▸ STATED EXERCISE
In the listing below, swap "x-tick-label" for "x-axis-label" everywhere it occurs, keeping every other line and character the same.

▸ DATA EXCERPTS

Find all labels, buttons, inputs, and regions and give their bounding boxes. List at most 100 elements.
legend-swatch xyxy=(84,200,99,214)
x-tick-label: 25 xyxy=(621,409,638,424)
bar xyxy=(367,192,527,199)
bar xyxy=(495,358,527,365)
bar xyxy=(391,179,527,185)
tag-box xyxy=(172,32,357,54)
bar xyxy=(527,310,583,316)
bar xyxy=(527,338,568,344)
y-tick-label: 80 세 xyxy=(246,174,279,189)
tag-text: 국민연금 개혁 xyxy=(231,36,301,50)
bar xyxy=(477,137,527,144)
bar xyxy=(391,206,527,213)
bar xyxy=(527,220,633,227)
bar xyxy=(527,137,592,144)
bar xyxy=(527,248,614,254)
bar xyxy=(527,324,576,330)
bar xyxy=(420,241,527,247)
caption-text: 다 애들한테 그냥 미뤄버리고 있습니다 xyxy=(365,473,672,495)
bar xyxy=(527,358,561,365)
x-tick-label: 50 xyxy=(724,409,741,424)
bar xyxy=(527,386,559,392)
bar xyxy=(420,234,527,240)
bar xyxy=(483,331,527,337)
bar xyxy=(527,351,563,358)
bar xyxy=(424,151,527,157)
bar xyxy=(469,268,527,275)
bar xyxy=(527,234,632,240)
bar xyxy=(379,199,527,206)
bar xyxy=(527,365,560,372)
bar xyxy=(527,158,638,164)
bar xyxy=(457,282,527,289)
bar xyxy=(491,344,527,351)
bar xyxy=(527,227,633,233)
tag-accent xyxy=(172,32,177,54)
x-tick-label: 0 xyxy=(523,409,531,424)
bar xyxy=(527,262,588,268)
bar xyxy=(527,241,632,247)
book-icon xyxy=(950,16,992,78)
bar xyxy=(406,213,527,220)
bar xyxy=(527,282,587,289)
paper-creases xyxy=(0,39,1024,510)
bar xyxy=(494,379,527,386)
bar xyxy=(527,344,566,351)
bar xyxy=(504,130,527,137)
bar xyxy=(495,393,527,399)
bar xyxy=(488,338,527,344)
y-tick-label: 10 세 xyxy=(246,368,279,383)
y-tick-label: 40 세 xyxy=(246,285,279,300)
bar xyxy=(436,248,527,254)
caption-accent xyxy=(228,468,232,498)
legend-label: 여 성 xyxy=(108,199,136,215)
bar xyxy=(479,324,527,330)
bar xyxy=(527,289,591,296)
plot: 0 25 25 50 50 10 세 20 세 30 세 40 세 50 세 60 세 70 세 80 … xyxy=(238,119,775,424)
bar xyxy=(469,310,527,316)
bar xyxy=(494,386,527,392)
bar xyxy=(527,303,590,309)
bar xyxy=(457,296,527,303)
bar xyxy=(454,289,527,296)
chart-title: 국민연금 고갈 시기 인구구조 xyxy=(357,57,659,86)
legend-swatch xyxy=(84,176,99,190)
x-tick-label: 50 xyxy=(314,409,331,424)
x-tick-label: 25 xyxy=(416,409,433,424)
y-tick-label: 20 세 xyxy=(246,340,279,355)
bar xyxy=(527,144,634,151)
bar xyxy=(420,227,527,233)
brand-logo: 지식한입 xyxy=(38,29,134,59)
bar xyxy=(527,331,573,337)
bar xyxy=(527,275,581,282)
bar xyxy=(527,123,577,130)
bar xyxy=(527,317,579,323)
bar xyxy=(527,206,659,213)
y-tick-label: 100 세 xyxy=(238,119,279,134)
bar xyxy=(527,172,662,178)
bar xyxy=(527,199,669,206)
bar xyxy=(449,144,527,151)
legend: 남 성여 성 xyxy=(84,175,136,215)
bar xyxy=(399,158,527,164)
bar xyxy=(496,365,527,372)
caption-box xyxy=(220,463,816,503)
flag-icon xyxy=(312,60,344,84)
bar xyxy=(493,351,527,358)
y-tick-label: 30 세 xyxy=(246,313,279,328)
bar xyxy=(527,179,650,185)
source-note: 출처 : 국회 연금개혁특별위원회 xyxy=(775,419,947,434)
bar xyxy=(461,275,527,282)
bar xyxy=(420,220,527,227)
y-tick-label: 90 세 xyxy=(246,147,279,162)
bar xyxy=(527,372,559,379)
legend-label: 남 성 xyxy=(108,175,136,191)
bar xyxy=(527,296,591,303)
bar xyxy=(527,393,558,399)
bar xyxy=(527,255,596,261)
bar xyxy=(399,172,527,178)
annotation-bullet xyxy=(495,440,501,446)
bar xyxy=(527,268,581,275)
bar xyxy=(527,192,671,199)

▸ COMPLETE OUTPUT
Find all labels, buttons, inputs, and regions and give their bounding boxes. List at most 100 elements.
legend-swatch xyxy=(84,200,99,214)
x-axis-label: 25 xyxy=(621,409,638,424)
bar xyxy=(367,192,527,199)
bar xyxy=(495,358,527,365)
bar xyxy=(391,179,527,185)
tag-box xyxy=(172,32,357,54)
bar xyxy=(527,310,583,316)
bar xyxy=(527,338,568,344)
y-tick-label: 80 세 xyxy=(246,174,279,189)
tag-text: 국민연금 개혁 xyxy=(231,36,301,50)
bar xyxy=(477,137,527,144)
bar xyxy=(391,206,527,213)
bar xyxy=(527,220,633,227)
bar xyxy=(527,137,592,144)
bar xyxy=(527,248,614,254)
bar xyxy=(527,324,576,330)
bar xyxy=(420,241,527,247)
caption-text: 다 애들한테 그냥 미뤄버리고 있습니다 xyxy=(365,473,672,495)
bar xyxy=(527,358,561,365)
x-axis-label: 50 xyxy=(724,409,741,424)
bar xyxy=(527,386,559,392)
bar xyxy=(420,234,527,240)
bar xyxy=(483,331,527,337)
bar xyxy=(527,351,563,358)
bar xyxy=(424,151,527,157)
bar xyxy=(469,268,527,275)
bar xyxy=(527,234,632,240)
bar xyxy=(379,199,527,206)
bar xyxy=(527,365,560,372)
bar xyxy=(527,158,638,164)
bar xyxy=(457,282,527,289)
bar xyxy=(491,344,527,351)
bar xyxy=(527,227,633,233)
tag-accent xyxy=(172,32,177,54)
x-axis-label: 0 xyxy=(523,409,531,424)
bar xyxy=(527,262,588,268)
bar xyxy=(527,241,632,247)
book-icon xyxy=(950,16,992,78)
bar xyxy=(406,213,527,220)
bar xyxy=(527,282,587,289)
paper-creases xyxy=(0,39,1024,510)
bar xyxy=(494,379,527,386)
bar xyxy=(527,344,566,351)
bar xyxy=(504,130,527,137)
bar xyxy=(495,393,527,399)
bar xyxy=(488,338,527,344)
y-tick-label: 10 세 xyxy=(246,368,279,383)
y-tick-label: 40 세 xyxy=(246,285,279,300)
bar xyxy=(436,248,527,254)
caption-accent xyxy=(228,468,232,498)
legend-label: 여 성 xyxy=(108,199,136,215)
bar xyxy=(479,324,527,330)
bar xyxy=(527,289,591,296)
plot: 0 25 25 50 50 10 세 20 세 30 세 40 세 50 세 60 세 70 세 80 … xyxy=(238,119,775,424)
bar xyxy=(469,310,527,316)
bar xyxy=(494,386,527,392)
bar xyxy=(527,303,590,309)
bar xyxy=(457,296,527,303)
bar xyxy=(454,289,527,296)
chart-title: 국민연금 고갈 시기 인구구조 xyxy=(357,57,659,86)
legend-swatch xyxy=(84,176,99,190)
x-axis-label: 50 xyxy=(314,409,331,424)
x-axis-label: 25 xyxy=(416,409,433,424)
y-tick-label: 20 세 xyxy=(246,340,279,355)
bar xyxy=(527,144,634,151)
bar xyxy=(420,227,527,233)
brand-logo: 지식한입 xyxy=(38,29,134,59)
bar xyxy=(527,331,573,337)
bar xyxy=(527,275,581,282)
bar xyxy=(527,123,577,130)
bar xyxy=(527,317,579,323)
bar xyxy=(527,206,659,213)
y-tick-label: 100 세 xyxy=(238,119,279,134)
bar xyxy=(527,172,662,178)
bar xyxy=(527,199,669,206)
bar xyxy=(449,144,527,151)
legend: 남 성여 성 xyxy=(84,175,136,215)
bar xyxy=(399,158,527,164)
bar xyxy=(496,365,527,372)
caption-box xyxy=(220,463,816,503)
flag-icon xyxy=(312,60,344,84)
bar xyxy=(493,351,527,358)
y-tick-label: 30 세 xyxy=(246,313,279,328)
bar xyxy=(527,179,650,185)
source-note: 출처 : 국회 연금개혁특별위원회 xyxy=(775,419,947,434)
bar xyxy=(461,275,527,282)
bar xyxy=(420,220,527,227)
y-tick-label: 90 세 xyxy=(246,147,279,162)
bar xyxy=(527,372,559,379)
legend-label: 남 성 xyxy=(108,175,136,191)
bar xyxy=(527,296,591,303)
bar xyxy=(527,393,558,399)
bar xyxy=(527,255,596,261)
bar xyxy=(399,172,527,178)
annotation-bullet xyxy=(495,440,501,446)
bar xyxy=(527,268,581,275)
bar xyxy=(527,192,671,199)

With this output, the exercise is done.